» Required task:
Copy each of the following lines word for word, leaving out the pictures.

» Available data:

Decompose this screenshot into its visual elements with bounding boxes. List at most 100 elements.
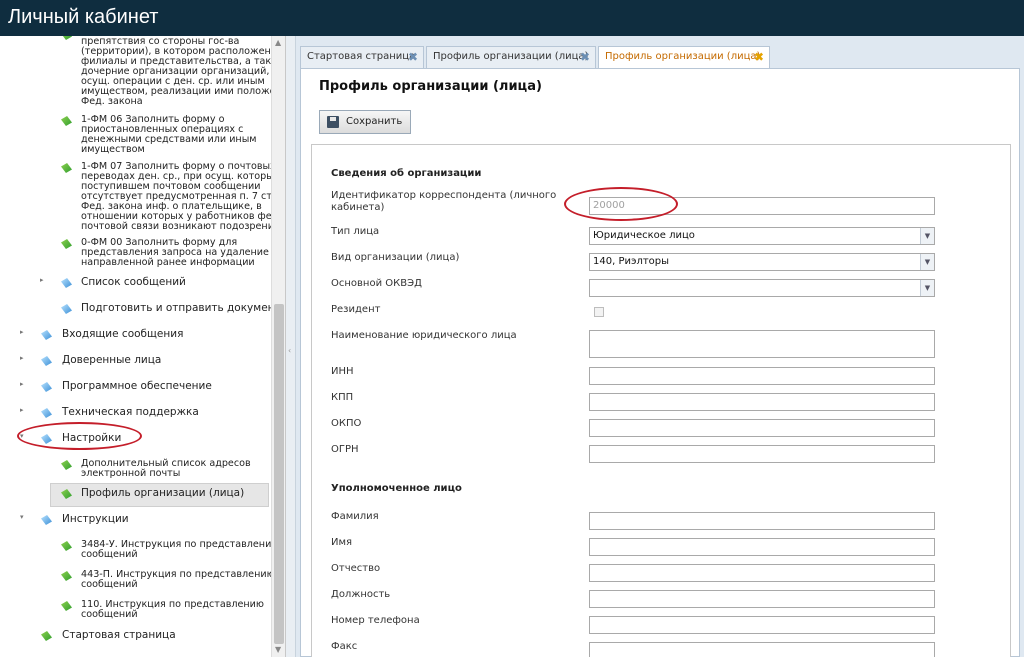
profile-form: Сведения об организации Идентификатор ко…: [311, 144, 1011, 657]
tree-item-3484u[interactable]: 3484-У. Инструкция по представлени сообщ…: [81, 540, 271, 560]
expand-arrow-icon[interactable]: ▸: [20, 328, 24, 336]
collapse-arrow-icon[interactable]: ▾: [20, 513, 24, 521]
label-surname: Фамилия: [331, 511, 379, 522]
inn-field[interactable]: [589, 367, 935, 385]
tree-item-trusted[interactable]: Доверенные лица: [62, 355, 161, 366]
okpo-field[interactable]: [589, 419, 935, 437]
sidebar-tree: 4-ФМ 05 Заполнить форму о фактах препятс…: [0, 36, 286, 657]
tab-org-profile-active[interactable]: Профиль организации (лица) ✖: [598, 46, 770, 68]
highlight-ellipse-settings: [17, 422, 142, 450]
blue-leaf-icon: [41, 356, 52, 366]
label-name: Имя: [331, 537, 353, 548]
label-inn: ИНН: [331, 366, 354, 377]
blue-leaf-icon: [61, 278, 72, 288]
blue-leaf-icon: [41, 408, 52, 418]
tab-label: Профиль организации (лица): [433, 51, 589, 62]
fax-field[interactable]: [589, 642, 935, 657]
panel-splitter[interactable]: ‹: [286, 36, 296, 657]
section-title-authorized-person: Уполномоченное лицо: [331, 483, 462, 494]
resident-checkbox[interactable]: [594, 307, 604, 317]
tree-item-extra-emails[interactable]: Дополнительный список адресов электронно…: [81, 459, 251, 479]
green-leaf-icon: [61, 460, 72, 470]
label-position: Должность: [331, 589, 391, 600]
tree-item-prepare-send[interactable]: Подготовить и отправить документ: [81, 303, 281, 314]
tree-item-1fm06[interactable]: 1-ФМ 06 Заполнить форму о приостановленн…: [81, 115, 257, 155]
tree-item-1fm07[interactable]: 1-ФМ 07 Заполнить форму о почтовых перев…: [81, 162, 278, 232]
legal-name-field[interactable]: [589, 330, 935, 358]
label-patronymic: Отчество: [331, 563, 381, 574]
expand-arrow-icon[interactable]: ▸: [40, 276, 44, 284]
tree-item-0fm00[interactable]: 0-ФМ 00 Заполнить форму для представлени…: [81, 238, 269, 268]
label-kpp: КПП: [331, 392, 354, 403]
org-kind-value: 140, Риэлторы: [593, 256, 670, 267]
dropdown-arrow-icon[interactable]: ▼: [920, 254, 934, 270]
tab-close-icon[interactable]: ✖: [580, 47, 590, 67]
scroll-up-icon[interactable]: ▲: [275, 38, 281, 47]
tree-item-software[interactable]: Программное обеспечение: [62, 381, 212, 392]
save-button-label: Сохранить: [346, 116, 403, 127]
label-resident: Резидент: [331, 304, 381, 315]
green-leaf-icon: [41, 631, 52, 641]
ogrn-field[interactable]: [589, 445, 935, 463]
highlight-ellipse-correspondent-id: [564, 187, 678, 221]
expand-arrow-icon[interactable]: ▸: [20, 406, 24, 414]
tree-item-443p[interactable]: 443-П. Инструкция по представлению сообщ…: [81, 570, 275, 590]
phone-field[interactable]: [589, 616, 935, 634]
tree-item-110[interactable]: 110. Инструкция по представлению сообщен…: [81, 600, 264, 620]
tree-item-start-page[interactable]: Стартовая страница: [62, 630, 176, 641]
position-field[interactable]: [589, 590, 935, 608]
tab-close-icon[interactable]: ✖: [754, 47, 764, 67]
scrollbar-thumb[interactable]: [274, 304, 284, 644]
splitter-collapse-icon[interactable]: ‹: [288, 346, 291, 355]
save-button[interactable]: Сохранить: [319, 110, 411, 134]
tree-item-incoming[interactable]: Входящие сообщения: [62, 329, 183, 340]
floppy-disk-icon: [327, 116, 339, 128]
blue-leaf-icon: [61, 304, 72, 314]
label-correspondent-id: Идентификатор корреспондента (личного ка…: [331, 190, 557, 213]
green-leaf-icon: [61, 541, 72, 551]
green-leaf-icon: [61, 239, 72, 249]
label-legal-name: Наименование юридического лица: [331, 330, 517, 341]
tree-item-support[interactable]: Техническая поддержка: [62, 407, 199, 418]
label-person-type: Тип лица: [331, 226, 380, 237]
surname-field[interactable]: [589, 512, 935, 530]
org-kind-select[interactable]: 140, Риэлторы ▼: [589, 253, 935, 271]
green-leaf-icon: [61, 601, 72, 611]
person-type-value: Юридическое лицо: [593, 230, 695, 241]
dropdown-arrow-icon[interactable]: ▼: [920, 228, 934, 244]
label-phone: Номер телефона: [331, 615, 420, 626]
tab-org-profile-1[interactable]: Профиль организации (лица) ✖: [426, 46, 596, 68]
patronymic-field[interactable]: [589, 564, 935, 582]
tab-label: Профиль организации (лица): [605, 51, 761, 62]
okved-select[interactable]: ▼: [589, 279, 935, 297]
label-okved: Основной ОКВЭД: [331, 278, 422, 289]
tree-item-message-list[interactable]: Список сообщений: [81, 277, 186, 288]
expand-arrow-icon[interactable]: ▸: [20, 354, 24, 362]
tab-label: Стартовая страница: [307, 51, 416, 62]
blue-leaf-icon: [41, 330, 52, 340]
sidebar-scrollbar[interactable]: ▲ ▼: [271, 36, 285, 657]
tree-item-instructions[interactable]: Инструкции: [62, 514, 129, 525]
tree-item-org-profile[interactable]: Профиль организации (лица): [81, 488, 244, 499]
tab-start-page[interactable]: Стартовая страница ✖: [300, 46, 424, 68]
blue-leaf-icon: [41, 515, 52, 525]
tree-item-4fm05[interactable]: 4-ФМ 05 Заполнить форму о фактах препятс…: [81, 36, 280, 107]
label-fax: Факс: [331, 641, 358, 652]
tab-content: Профиль организации (лица) Сохранить Све…: [300, 68, 1020, 657]
green-leaf-icon: [61, 571, 72, 581]
scroll-down-icon[interactable]: ▼: [275, 645, 281, 654]
green-leaf-icon: [61, 116, 72, 126]
person-type-select[interactable]: Юридическое лицо ▼: [589, 227, 935, 245]
expand-arrow-icon[interactable]: ▸: [20, 380, 24, 388]
label-org-kind: Вид организации (лица): [331, 252, 460, 263]
page-title: Профиль организации (лица): [319, 79, 542, 94]
main-panel: Стартовая страница ✖ Профиль организации…: [296, 36, 1024, 657]
dropdown-arrow-icon[interactable]: ▼: [920, 280, 934, 296]
name-field[interactable]: [589, 538, 935, 556]
tab-bar: Стартовая страница ✖ Профиль организации…: [300, 46, 1024, 68]
tab-close-icon[interactable]: ✖: [408, 47, 418, 67]
blue-leaf-icon: [41, 382, 52, 392]
kpp-field[interactable]: [589, 393, 935, 411]
label-okpo: ОКПО: [331, 418, 362, 429]
section-title-organization: Сведения об организации: [331, 168, 482, 179]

» Response:
Decompose this screenshot into its visual elements with bounding boxes. List at most 100 elements.
profile-form: Сведения об организации Идентификатор ко…: [311, 144, 1011, 657]
tree-item-3484u[interactable]: 3484-У. Инструкция по представлени сообщ…: [81, 540, 271, 560]
expand-arrow-icon[interactable]: ▸: [20, 328, 24, 336]
collapse-arrow-icon[interactable]: ▾: [20, 513, 24, 521]
label-surname: Фамилия: [331, 511, 379, 522]
inn-field[interactable]: [589, 367, 935, 385]
tree-item-trusted[interactable]: Доверенные лица: [62, 355, 161, 366]
okpo-field[interactable]: [589, 419, 935, 437]
sidebar-tree: 4-ФМ 05 Заполнить форму о фактах препятс…: [0, 36, 286, 657]
tab-org-profile-active[interactable]: Профиль организации (лица) ✖: [598, 46, 770, 68]
highlight-ellipse-settings: [17, 422, 142, 450]
blue-leaf-icon: [41, 356, 52, 366]
label-name: Имя: [331, 537, 353, 548]
label-inn: ИНН: [331, 366, 354, 377]
blue-leaf-icon: [61, 278, 72, 288]
blue-leaf-icon: [41, 408, 52, 418]
tab-label: Профиль организации (лица): [433, 51, 589, 62]
fax-field[interactable]: [589, 642, 935, 657]
panel-splitter[interactable]: ‹: [286, 36, 296, 657]
section-title-authorized-person: Уполномоченное лицо: [331, 483, 462, 494]
resident-checkbox[interactable]: [594, 307, 604, 317]
tree-item-extra-emails[interactable]: Дополнительный список адресов электронно…: [81, 459, 251, 479]
green-leaf-icon: [61, 460, 72, 470]
label-position: Должность: [331, 589, 391, 600]
tree-item-prepare-send[interactable]: Подготовить и отправить документ: [81, 303, 281, 314]
tree-item-1fm06[interactable]: 1-ФМ 06 Заполнить форму о приостановленн…: [81, 115, 257, 155]
tree-item-1fm07[interactable]: 1-ФМ 07 Заполнить форму о почтовых перев…: [81, 162, 278, 232]
legal-name-field[interactable]: [589, 330, 935, 358]
label-patronymic: Отчество: [331, 563, 381, 574]
expand-arrow-icon[interactable]: ▸: [40, 276, 44, 284]
tree-item-0fm00[interactable]: 0-ФМ 00 Заполнить форму для представлени…: [81, 238, 269, 268]
label-kpp: КПП: [331, 392, 354, 403]
org-kind-value: 140, Риэлторы: [593, 256, 670, 267]
dropdown-arrow-icon[interactable]: ▼: [920, 254, 934, 270]
tab-close-icon[interactable]: ✖: [580, 47, 590, 67]
scroll-up-icon[interactable]: ▲: [275, 38, 281, 47]
tree-item-software[interactable]: Программное обеспечение: [62, 381, 212, 392]
save-button-label: Сохранить: [346, 116, 403, 127]
label-resident: Резидент: [331, 304, 381, 315]
green-leaf-icon: [41, 631, 52, 641]
ogrn-field[interactable]: [589, 445, 935, 463]
highlight-ellipse-correspondent-id: [564, 187, 678, 221]
expand-arrow-icon[interactable]: ▸: [20, 406, 24, 414]
tree-item-443p[interactable]: 443-П. Инструкция по представлению сообщ…: [81, 570, 275, 590]
phone-field[interactable]: [589, 616, 935, 634]
tree-item-110[interactable]: 110. Инструкция по представлению сообщен…: [81, 600, 264, 620]
tree-item-start-page[interactable]: Стартовая страница: [62, 630, 176, 641]
position-field[interactable]: [589, 590, 935, 608]
tab-close-icon[interactable]: ✖: [754, 47, 764, 67]
scrollbar-thumb[interactable]: [274, 304, 284, 644]
splitter-collapse-icon[interactable]: ‹: [288, 346, 291, 355]
save-button[interactable]: Сохранить: [319, 110, 411, 134]
tree-item-incoming[interactable]: Входящие сообщения: [62, 329, 183, 340]
floppy-disk-icon: [327, 116, 339, 128]
blue-leaf-icon: [61, 304, 72, 314]
label-correspondent-id: Идентификатор корреспондента (личного ка…: [331, 190, 557, 213]
green-leaf-icon: [61, 541, 72, 551]
green-leaf-icon: [61, 239, 72, 249]
label-legal-name: Наименование юридического лица: [331, 330, 517, 341]
tree-item-support[interactable]: Техническая поддержка: [62, 407, 199, 418]
label-person-type: Тип лица: [331, 226, 380, 237]
surname-field[interactable]: [589, 512, 935, 530]
org-kind-select[interactable]: 140, Риэлторы ▼: [589, 253, 935, 271]
green-leaf-icon: [61, 601, 72, 611]
person-type-value: Юридическое лицо: [593, 230, 695, 241]
dropdown-arrow-icon[interactable]: ▼: [920, 228, 934, 244]
label-phone: Номер телефона: [331, 615, 420, 626]
tab-org-profile-1[interactable]: Профиль организации (лица) ✖: [426, 46, 596, 68]
patronymic-field[interactable]: [589, 564, 935, 582]
tab-label: Профиль организации (лица): [605, 51, 761, 62]
okved-select[interactable]: ▼: [589, 279, 935, 297]
label-okved: Основной ОКВЭД: [331, 278, 422, 289]
tree-item-message-list[interactable]: Список сообщений: [81, 277, 186, 288]
expand-arrow-icon[interactable]: ▸: [20, 354, 24, 362]
tab-label: Стартовая страница: [307, 51, 416, 62]
blue-leaf-icon: [41, 330, 52, 340]
sidebar-scrollbar[interactable]: ▲ ▼: [271, 36, 285, 657]
tree-item-instructions[interactable]: Инструкции: [62, 514, 129, 525]
tree-item-org-profile[interactable]: Профиль организации (лица): [81, 488, 244, 499]
tab-start-page[interactable]: Стартовая страница ✖: [300, 46, 424, 68]
blue-leaf-icon: [41, 515, 52, 525]
tree-item-4fm05[interactable]: 4-ФМ 05 Заполнить форму о фактах препятс…: [81, 36, 280, 107]
label-fax: Факс: [331, 641, 358, 652]
tab-content: Профиль организации (лица) Сохранить Све…: [300, 68, 1020, 657]
green-leaf-icon: [61, 571, 72, 581]
scroll-down-icon[interactable]: ▼: [275, 645, 281, 654]
green-leaf-icon: [61, 116, 72, 126]
person-type-select[interactable]: Юридическое лицо ▼: [589, 227, 935, 245]
expand-arrow-icon[interactable]: ▸: [20, 380, 24, 388]
label-org-kind: Вид организации (лица): [331, 252, 460, 263]
page-title: Профиль организации (лица): [319, 79, 542, 94]
main-panel: Стартовая страница ✖ Профиль организации…: [296, 36, 1024, 657]
dropdown-arrow-icon[interactable]: ▼: [920, 280, 934, 296]
name-field[interactable]: [589, 538, 935, 556]
tab-bar: Стартовая страница ✖ Профиль организации…: [300, 46, 1024, 68]
tab-close-icon[interactable]: ✖: [408, 47, 418, 67]
blue-leaf-icon: [41, 382, 52, 392]
kpp-field[interactable]: [589, 393, 935, 411]
label-okpo: ОКПО: [331, 418, 362, 429]
section-title-organization: Сведения об организации: [331, 168, 482, 179]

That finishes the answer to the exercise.